Description of the task:
Write out every entry, unchanged. Skip any picture.
-- Start of Records provided --
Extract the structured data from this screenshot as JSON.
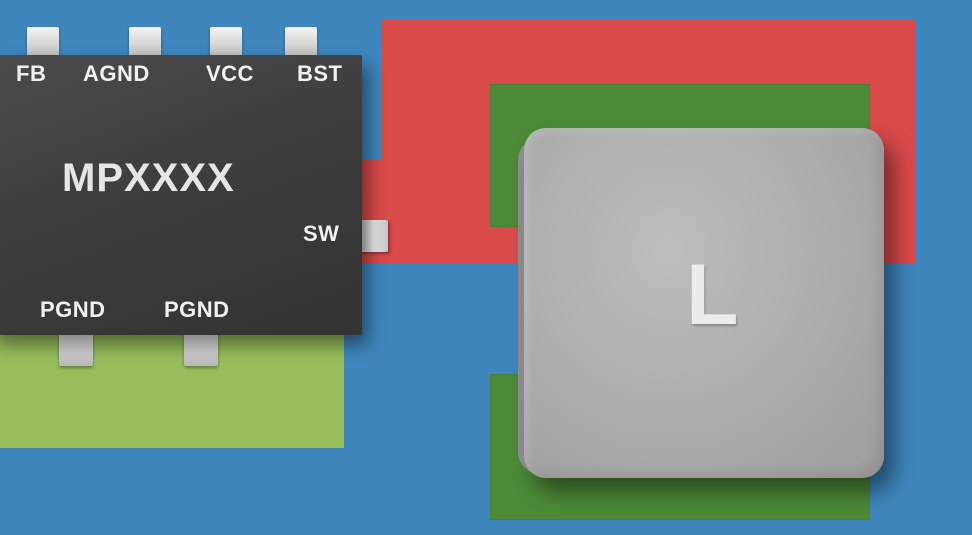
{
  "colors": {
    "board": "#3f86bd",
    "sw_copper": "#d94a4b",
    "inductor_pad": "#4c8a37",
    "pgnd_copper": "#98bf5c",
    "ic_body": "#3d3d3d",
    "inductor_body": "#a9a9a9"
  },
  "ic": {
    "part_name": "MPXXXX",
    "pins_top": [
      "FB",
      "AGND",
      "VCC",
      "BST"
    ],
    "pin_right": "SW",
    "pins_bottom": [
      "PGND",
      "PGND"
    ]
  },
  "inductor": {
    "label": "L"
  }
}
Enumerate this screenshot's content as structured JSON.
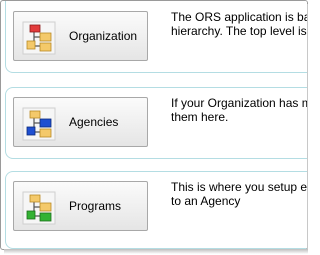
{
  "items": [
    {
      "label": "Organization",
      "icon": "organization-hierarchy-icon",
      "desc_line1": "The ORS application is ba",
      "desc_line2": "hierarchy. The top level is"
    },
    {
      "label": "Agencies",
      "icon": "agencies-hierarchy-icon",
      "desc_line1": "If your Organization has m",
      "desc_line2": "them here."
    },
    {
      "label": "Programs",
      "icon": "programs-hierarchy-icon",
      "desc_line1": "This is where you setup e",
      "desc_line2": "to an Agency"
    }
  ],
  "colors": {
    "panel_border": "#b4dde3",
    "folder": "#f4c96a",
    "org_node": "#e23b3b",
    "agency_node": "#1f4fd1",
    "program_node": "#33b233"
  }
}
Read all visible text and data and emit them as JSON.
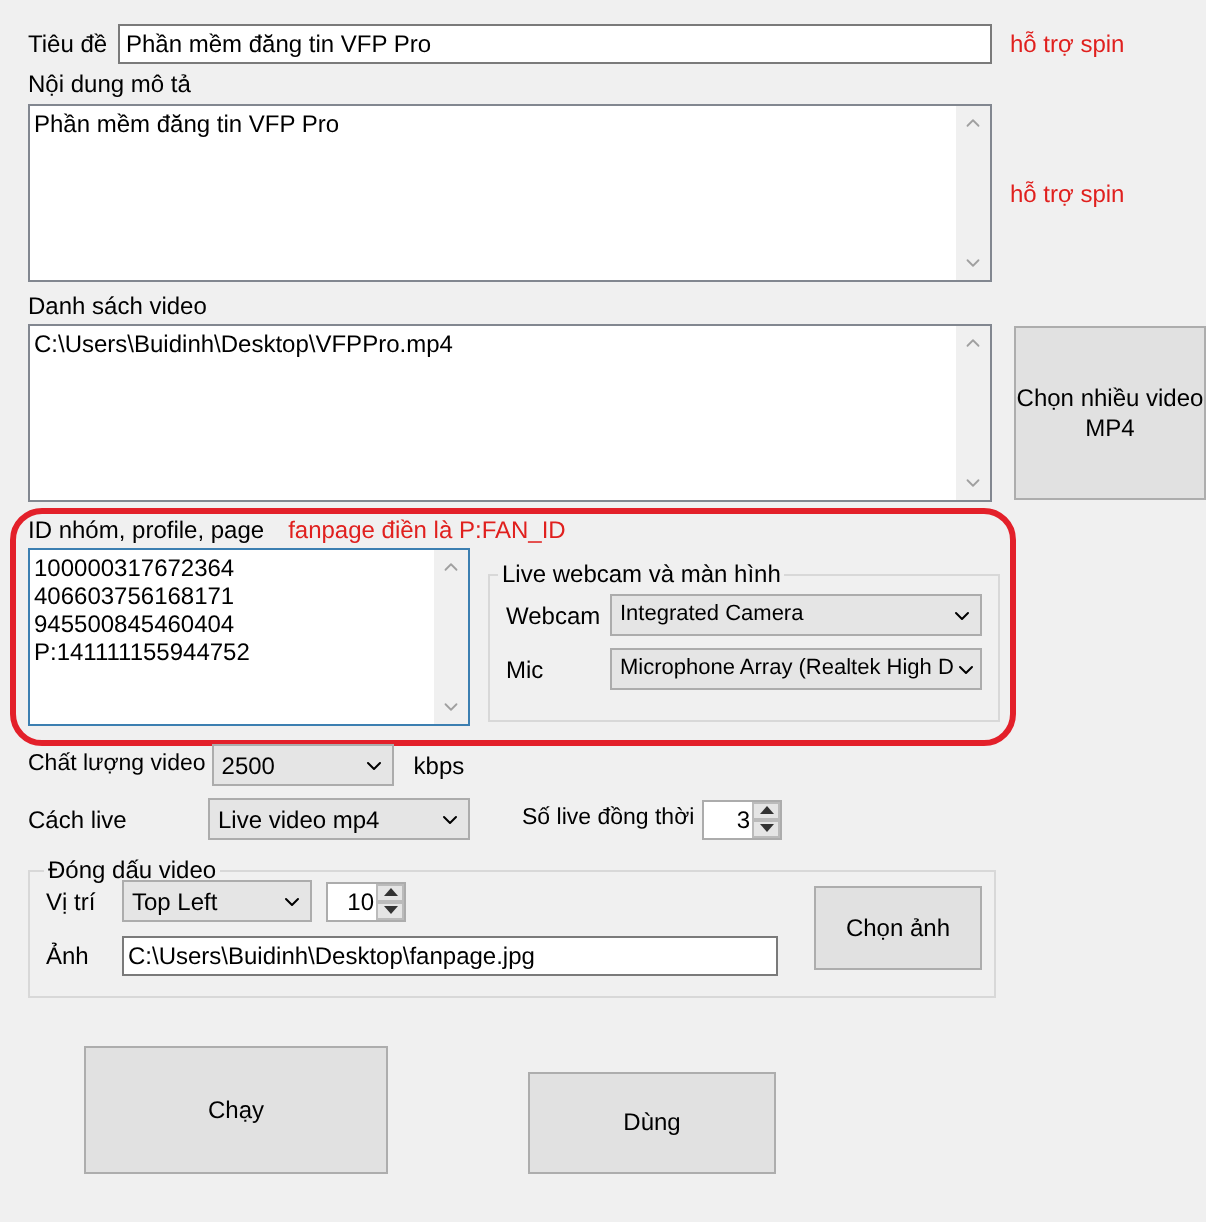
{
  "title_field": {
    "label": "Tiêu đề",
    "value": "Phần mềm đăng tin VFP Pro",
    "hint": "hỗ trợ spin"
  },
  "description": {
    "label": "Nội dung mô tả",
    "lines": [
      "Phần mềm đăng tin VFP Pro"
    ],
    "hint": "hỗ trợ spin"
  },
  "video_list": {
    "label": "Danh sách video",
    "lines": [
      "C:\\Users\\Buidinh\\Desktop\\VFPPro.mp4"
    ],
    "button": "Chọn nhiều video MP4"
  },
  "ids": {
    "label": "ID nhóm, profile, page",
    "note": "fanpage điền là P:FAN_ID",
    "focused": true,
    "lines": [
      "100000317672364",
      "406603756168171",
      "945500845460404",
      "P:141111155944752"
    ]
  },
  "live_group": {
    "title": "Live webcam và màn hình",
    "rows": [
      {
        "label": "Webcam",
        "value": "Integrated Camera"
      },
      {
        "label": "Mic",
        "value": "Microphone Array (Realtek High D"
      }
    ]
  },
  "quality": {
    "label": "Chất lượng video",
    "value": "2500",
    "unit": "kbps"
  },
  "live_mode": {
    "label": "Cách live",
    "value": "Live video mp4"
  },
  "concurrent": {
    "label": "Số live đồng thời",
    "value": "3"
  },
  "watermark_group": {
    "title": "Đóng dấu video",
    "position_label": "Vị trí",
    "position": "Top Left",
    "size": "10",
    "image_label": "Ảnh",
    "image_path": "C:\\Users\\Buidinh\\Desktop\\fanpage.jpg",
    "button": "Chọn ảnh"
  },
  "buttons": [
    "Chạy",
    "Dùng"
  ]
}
-- End of Records provided --
Completed task:
Extract the structured data from this screenshot as JSON.
{
  "colors": {
    "board": "#3f86bd",
    "sw_copper": "#d94a4b",
    "inductor_pad": "#4c8a37",
    "pgnd_copper": "#98bf5c",
    "ic_body": "#3d3d3d",
    "inductor_body": "#a9a9a9"
  },
  "ic": {
    "part_name": "MPXXXX",
    "pins_top": [
      "FB",
      "AGND",
      "VCC",
      "BST"
    ],
    "pin_right": "SW",
    "pins_bottom": [
      "PGND",
      "PGND"
    ]
  },
  "inductor": {
    "label": "L"
  }
}
Enumerate this screenshot's content as structured JSON.
{
  "items": [
    {
      "label": "Organization",
      "icon": "organization-hierarchy-icon",
      "desc_line1": "The ORS application is ba",
      "desc_line2": "hierarchy. The top level is"
    },
    {
      "label": "Agencies",
      "icon": "agencies-hierarchy-icon",
      "desc_line1": "If your Organization has m",
      "desc_line2": "them here."
    },
    {
      "label": "Programs",
      "icon": "programs-hierarchy-icon",
      "desc_line1": "This is where you setup e",
      "desc_line2": "to an Agency"
    }
  ],
  "colors": {
    "panel_border": "#b4dde3",
    "folder": "#f4c96a",
    "org_node": "#e23b3b",
    "agency_node": "#1f4fd1",
    "program_node": "#33b233"
  }
}
Read all visible text and data and emit them as JSON.
{
  "title_field": {
    "label": "Tiêu đề",
    "value": "Phần mềm đăng tin VFP Pro",
    "hint": "hỗ trợ spin"
  },
  "description": {
    "label": "Nội dung mô tả",
    "lines": [
      "Phần mềm đăng tin VFP Pro"
    ],
    "hint": "hỗ trợ spin"
  },
  "video_list": {
    "label": "Danh sách video",
    "lines": [
      "C:\\Users\\Buidinh\\Desktop\\VFPPro.mp4"
    ],
    "button": "Chọn nhiều video MP4"
  },
  "ids": {
    "label": "ID nhóm, profile, page",
    "note": "fanpage điền là P:FAN_ID",
    "focused": true,
    "lines": [
      "100000317672364",
      "406603756168171",
      "945500845460404",
      "P:141111155944752"
    ]
  },
  "live_group": {
    "title": "Live webcam và màn hình",
    "rows": [
      {
        "label": "Webcam",
        "value": "Integrated Camera"
      },
      {
        "label": "Mic",
        "value": "Microphone Array (Realtek High D"
      }
    ]
  },
  "quality": {
    "label": "Chất lượng video",
    "value": "2500",
    "unit": "kbps"
  },
  "live_mode": {
    "label": "Cách live",
    "value": "Live video mp4"
  },
  "concurrent": {
    "label": "Số live đồng thời",
    "value": "3"
  },
  "watermark_group": {
    "title": "Đóng dấu video",
    "position_label": "Vị trí",
    "position": "Top Left",
    "size": "10",
    "image_label": "Ảnh",
    "image_path": "C:\\Users\\Buidinh\\Desktop\\fanpage.jpg",
    "button": "Chọn ảnh"
  },
  "buttons": [
    "Chạy",
    "Dùng"
  ]
}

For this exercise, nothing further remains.